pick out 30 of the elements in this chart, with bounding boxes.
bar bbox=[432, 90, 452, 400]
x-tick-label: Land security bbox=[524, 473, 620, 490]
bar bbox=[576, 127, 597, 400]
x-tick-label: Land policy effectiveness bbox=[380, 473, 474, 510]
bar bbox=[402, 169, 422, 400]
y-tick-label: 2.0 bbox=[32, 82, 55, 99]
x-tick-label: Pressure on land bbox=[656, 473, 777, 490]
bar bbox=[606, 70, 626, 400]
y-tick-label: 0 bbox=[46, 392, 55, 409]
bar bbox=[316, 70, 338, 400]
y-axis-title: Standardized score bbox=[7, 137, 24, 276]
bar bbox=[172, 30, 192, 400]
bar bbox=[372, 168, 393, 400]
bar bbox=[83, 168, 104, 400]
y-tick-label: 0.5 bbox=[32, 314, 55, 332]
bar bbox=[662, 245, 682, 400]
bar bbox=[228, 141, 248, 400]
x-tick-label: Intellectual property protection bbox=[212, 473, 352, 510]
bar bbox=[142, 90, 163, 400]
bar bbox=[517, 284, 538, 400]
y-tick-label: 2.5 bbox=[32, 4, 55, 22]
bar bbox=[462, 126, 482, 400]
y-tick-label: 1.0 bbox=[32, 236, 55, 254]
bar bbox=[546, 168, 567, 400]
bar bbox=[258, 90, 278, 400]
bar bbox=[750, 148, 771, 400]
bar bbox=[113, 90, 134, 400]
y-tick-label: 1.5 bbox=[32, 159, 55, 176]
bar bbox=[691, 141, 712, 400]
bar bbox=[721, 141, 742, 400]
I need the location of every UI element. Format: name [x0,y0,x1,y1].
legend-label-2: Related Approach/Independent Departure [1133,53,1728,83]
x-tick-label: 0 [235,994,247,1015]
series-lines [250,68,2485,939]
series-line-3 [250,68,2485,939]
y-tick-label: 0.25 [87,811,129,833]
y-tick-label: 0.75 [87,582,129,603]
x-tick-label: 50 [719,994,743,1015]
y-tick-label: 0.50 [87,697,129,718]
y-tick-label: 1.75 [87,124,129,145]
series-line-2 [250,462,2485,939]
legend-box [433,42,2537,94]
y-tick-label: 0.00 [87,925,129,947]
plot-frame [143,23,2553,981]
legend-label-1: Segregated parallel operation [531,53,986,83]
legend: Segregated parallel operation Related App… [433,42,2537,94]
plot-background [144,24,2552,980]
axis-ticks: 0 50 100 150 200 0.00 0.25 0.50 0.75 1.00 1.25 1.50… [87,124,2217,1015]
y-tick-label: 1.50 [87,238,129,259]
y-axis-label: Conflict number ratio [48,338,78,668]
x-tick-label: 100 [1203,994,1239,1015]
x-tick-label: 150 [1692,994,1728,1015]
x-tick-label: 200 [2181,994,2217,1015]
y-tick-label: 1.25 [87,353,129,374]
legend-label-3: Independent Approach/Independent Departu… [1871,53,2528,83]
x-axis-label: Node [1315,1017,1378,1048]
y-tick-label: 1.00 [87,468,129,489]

========================

Challenge >> Rewrite the data as a Markdown table with the columns Row and Data line, from the first line up to and including the line with "legend-label-1: Segregated parallel". Number each row and omit blank lines.

Output of the exercise >>
| Row | Data line |
|---|---|
| 1 | pick out 30 of the elements in this chart, with bounding boxes. |
| 2 | bar bbox=[432, 90, 452, 400] |
| 3 | x-tick-label: Land security bbox=[524, 473, 620, 490] |
| 4 | bar bbox=[576, 127, 597, 400] |
| 5 | x-tick-label: Land policy effectiveness bbox=[380, 473, 474, 510] |
| 6 | bar bbox=[402, 169, 422, 400] |
| 7 | y-tick-label: 2.0 bbox=[32, 82, 55, 99] |
| 8 | x-tick-label: Pressure on land bbox=[656, 473, 777, 490] |
| 9 | bar bbox=[606, 70, 626, 400] |
| 10 | y-tick-label: 0 bbox=[46, 392, 55, 409] |
| 11 | bar bbox=[316, 70, 338, 400] |
| 12 | y-axis-title: Standardized score bbox=[7, 137, 24, 276] |
| 13 | bar bbox=[172, 30, 192, 400] |
| 14 | bar bbox=[372, 168, 393, 400] |
| 15 | bar bbox=[83, 168, 104, 400] |
| 16 | y-tick-label: 0.5 bbox=[32, 314, 55, 332] |
| 17 | bar bbox=[662, 245, 682, 400] |
| 18 | bar bbox=[228, 141, 248, 400] |
| 19 | x-tick-label: Intellectual property protection bbox=[212, 473, 352, 510] |
| 20 | bar bbox=[142, 90, 163, 400] |
| 21 | bar bbox=[517, 284, 538, 400] |
| 22 | y-tick-label: 2.5 bbox=[32, 4, 55, 22] |
| 23 | bar bbox=[462, 126, 482, 400] |
| 24 | y-tick-label: 1.0 bbox=[32, 236, 55, 254] |
| 25 | bar bbox=[546, 168, 567, 400] |
| 26 | bar bbox=[258, 90, 278, 400] |
| 27 | bar bbox=[750, 148, 771, 400] |
| 28 | bar bbox=[113, 90, 134, 400] |
| 29 | y-tick-label: 1.5 bbox=[32, 159, 55, 176] |
| 30 | bar bbox=[691, 141, 712, 400] |
| 31 | bar bbox=[721, 141, 742, 400] |
| 32 | I need the location of every UI element. Format: name [x0,y0,x1,y1]. |
| 33 | legend-label-2: Related Approach/Independent Departure [1133,53,1728,83] |
| 34 | x-tick-label: 0 [235,994,247,1015] |
| 35 | series-lines [250,68,2485,939] |
| 36 | series-line-3 [250,68,2485,939] |
| 37 | y-tick-label: 0.25 [87,811,129,833] |
| 38 | y-tick-label: 0.75 [87,582,129,603] |
| 39 | x-tick-label: 50 [719,994,743,1015] |
| 40 | y-tick-label: 0.50 [87,697,129,718] |
| 41 | y-tick-label: 1.75 [87,124,129,145] |
| 42 | series-line-2 [250,462,2485,939] |
| 43 | legend-box [433,42,2537,94] |
| 44 | y-tick-label: 0.00 [87,925,129,947] |
| 45 | plot-frame [143,23,2553,981] |
| 46 | legend-label-1: Segregated parallel operation [531,53,986,83] |